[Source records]
##########

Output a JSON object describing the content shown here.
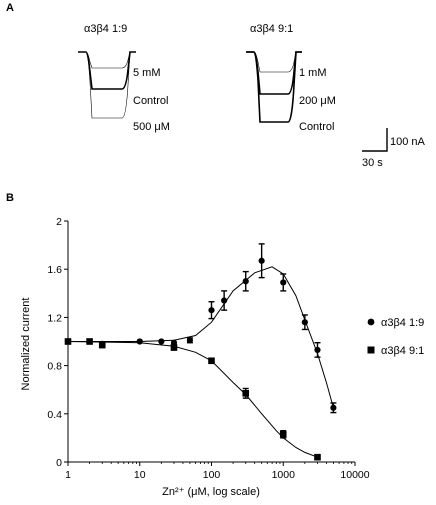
{
  "panel_a": {
    "letter": "A",
    "left_title": "α3β4 1:9",
    "right_title": "α3β4 9:1",
    "left_traces": [
      "5 mM",
      "Control",
      "500 μM"
    ],
    "right_traces": [
      "1 mM",
      "200 μM",
      "Control"
    ],
    "scale_current": "100 nA",
    "scale_time": "30 s"
  },
  "panel_b": {
    "letter": "B"
  },
  "chart_data": {
    "type": "scatter",
    "title": "",
    "xlabel": "Zn²⁺ (μM, log scale)",
    "ylabel": "Normalized current",
    "xscale": "log",
    "xlim": [
      1,
      10000
    ],
    "ylim": [
      0,
      2
    ],
    "xticks": [
      1,
      10,
      100,
      1000,
      10000
    ],
    "xtick_labels": [
      "1",
      "10",
      "100",
      "1000",
      "10000"
    ],
    "yticks": [
      0,
      0.4,
      0.8,
      1.2,
      1.6,
      2
    ],
    "ytick_labels": [
      "0",
      "0.4",
      "0.8",
      "1.2",
      "1.6",
      "2"
    ],
    "legend_position": "right",
    "grid": false,
    "series": [
      {
        "name": "α3β4 1:9",
        "marker": "circle",
        "x": [
          1,
          3,
          10,
          20,
          30,
          50,
          100,
          150,
          300,
          500,
          1000,
          2000,
          3000,
          5000
        ],
        "y": [
          1.0,
          0.98,
          1.0,
          1.0,
          0.99,
          1.01,
          1.26,
          1.34,
          1.5,
          1.67,
          1.49,
          1.16,
          0.93,
          0.45
        ],
        "err": [
          0,
          0,
          0,
          0,
          0,
          0.02,
          0.07,
          0.08,
          0.08,
          0.14,
          0.07,
          0.06,
          0.06,
          0.04
        ],
        "fit_x": [
          1,
          10,
          30,
          60,
          100,
          200,
          400,
          700,
          1000,
          1500,
          2000,
          3000,
          4000,
          5000
        ],
        "fit_y": [
          1.0,
          1.0,
          1.01,
          1.05,
          1.16,
          1.42,
          1.57,
          1.62,
          1.56,
          1.38,
          1.18,
          0.9,
          0.66,
          0.45
        ]
      },
      {
        "name": "α3β4 9:1",
        "marker": "square",
        "x": [
          1,
          2,
          3,
          30,
          100,
          300,
          1000,
          3000
        ],
        "y": [
          1.0,
          1.0,
          0.97,
          0.95,
          0.84,
          0.57,
          0.23,
          0.04
        ],
        "err": [
          0,
          0,
          0,
          0.02,
          0.02,
          0.04,
          0.03,
          0.02
        ],
        "fit_x": [
          1,
          10,
          30,
          60,
          100,
          200,
          300,
          500,
          800,
          1000,
          1500,
          2000,
          3000
        ],
        "fit_y": [
          1.0,
          0.99,
          0.96,
          0.91,
          0.84,
          0.66,
          0.56,
          0.4,
          0.26,
          0.2,
          0.12,
          0.08,
          0.04
        ]
      }
    ]
  }
}
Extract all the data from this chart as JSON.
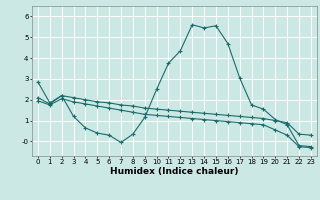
{
  "xlabel": "Humidex (Indice chaleur)",
  "xlim": [
    -0.5,
    23.5
  ],
  "ylim": [
    -0.7,
    6.5
  ],
  "yticks": [
    0,
    1,
    2,
    3,
    4,
    5,
    6
  ],
  "ytick_labels": [
    "-0",
    "1",
    "2",
    "3",
    "4",
    "5",
    "6"
  ],
  "xticks": [
    0,
    1,
    2,
    3,
    4,
    5,
    6,
    7,
    8,
    9,
    10,
    11,
    12,
    13,
    14,
    15,
    16,
    17,
    18,
    19,
    20,
    21,
    22,
    23
  ],
  "background_color": "#cce8e4",
  "grid_color": "#ffffff",
  "line_color": "#1a6b6b",
  "line1_y": [
    2.85,
    1.85,
    2.2,
    1.2,
    0.65,
    0.4,
    0.3,
    -0.05,
    0.35,
    1.15,
    2.5,
    3.75,
    4.35,
    5.6,
    5.45,
    5.55,
    4.7,
    3.05,
    1.75,
    1.55,
    1.05,
    0.8,
    -0.2,
    -0.25
  ],
  "line2_y": [
    2.1,
    1.8,
    2.2,
    2.1,
    2.0,
    1.9,
    1.85,
    1.75,
    1.7,
    1.6,
    1.55,
    1.5,
    1.45,
    1.4,
    1.35,
    1.3,
    1.25,
    1.2,
    1.15,
    1.1,
    1.0,
    0.9,
    0.35,
    0.3
  ],
  "line3_y": [
    1.95,
    1.75,
    2.05,
    1.9,
    1.8,
    1.7,
    1.6,
    1.5,
    1.4,
    1.3,
    1.25,
    1.2,
    1.15,
    1.1,
    1.05,
    1.0,
    0.95,
    0.9,
    0.85,
    0.8,
    0.55,
    0.3,
    -0.25,
    -0.3
  ],
  "tick_fontsize": 5,
  "xlabel_fontsize": 6.5
}
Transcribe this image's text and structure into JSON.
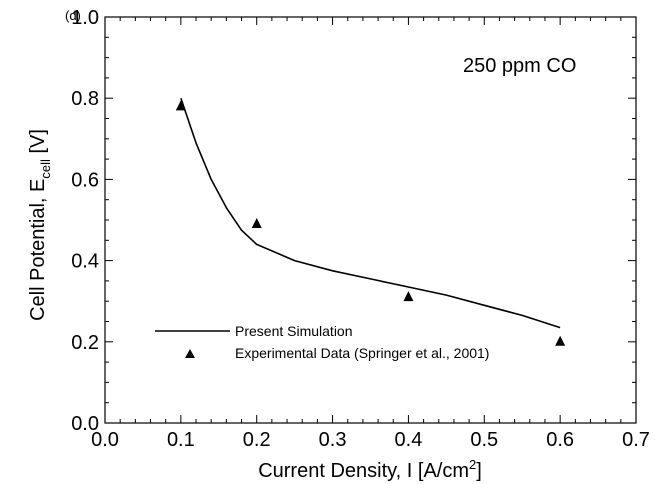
{
  "chart_data": {
    "type": "line",
    "panel_label": "(d)",
    "annotation": "250 ppm CO",
    "xlabel": {
      "main": "Current Density, I [A/cm",
      "sup": "2",
      "end": "]"
    },
    "ylabel": {
      "main": "Cell Potential, E",
      "sub": "cell",
      "end": " [V]"
    },
    "xlim": [
      0.0,
      0.7
    ],
    "ylim": [
      0.0,
      1.0
    ],
    "xticks": [
      "0.0",
      "0.1",
      "0.2",
      "0.3",
      "0.4",
      "0.5",
      "0.6",
      "0.7"
    ],
    "yticks": [
      "0.0",
      "0.2",
      "0.4",
      "0.6",
      "0.8",
      "1.0"
    ],
    "grid": false,
    "legend_position": "lower-left",
    "series": [
      {
        "name": "Present Simulation",
        "kind": "line",
        "x": [
          0.1,
          0.12,
          0.14,
          0.16,
          0.18,
          0.2,
          0.25,
          0.3,
          0.35,
          0.4,
          0.45,
          0.5,
          0.55,
          0.6
        ],
        "y": [
          0.8,
          0.69,
          0.6,
          0.53,
          0.475,
          0.44,
          0.4,
          0.375,
          0.355,
          0.335,
          0.315,
          0.29,
          0.265,
          0.235
        ]
      },
      {
        "name": "Experimental Data (Springer et al., 2001)",
        "kind": "scatter",
        "marker": "triangle",
        "x": [
          0.1,
          0.2,
          0.4,
          0.6
        ],
        "y": [
          0.78,
          0.49,
          0.31,
          0.2
        ]
      }
    ]
  }
}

##########

* TASK BRIEF *
Every line in the data that holds "marker" should be copied out.

* EXPECTED ANSWER *
        "marker": "circle",
        "marker": "square",
        "marker": "triangle",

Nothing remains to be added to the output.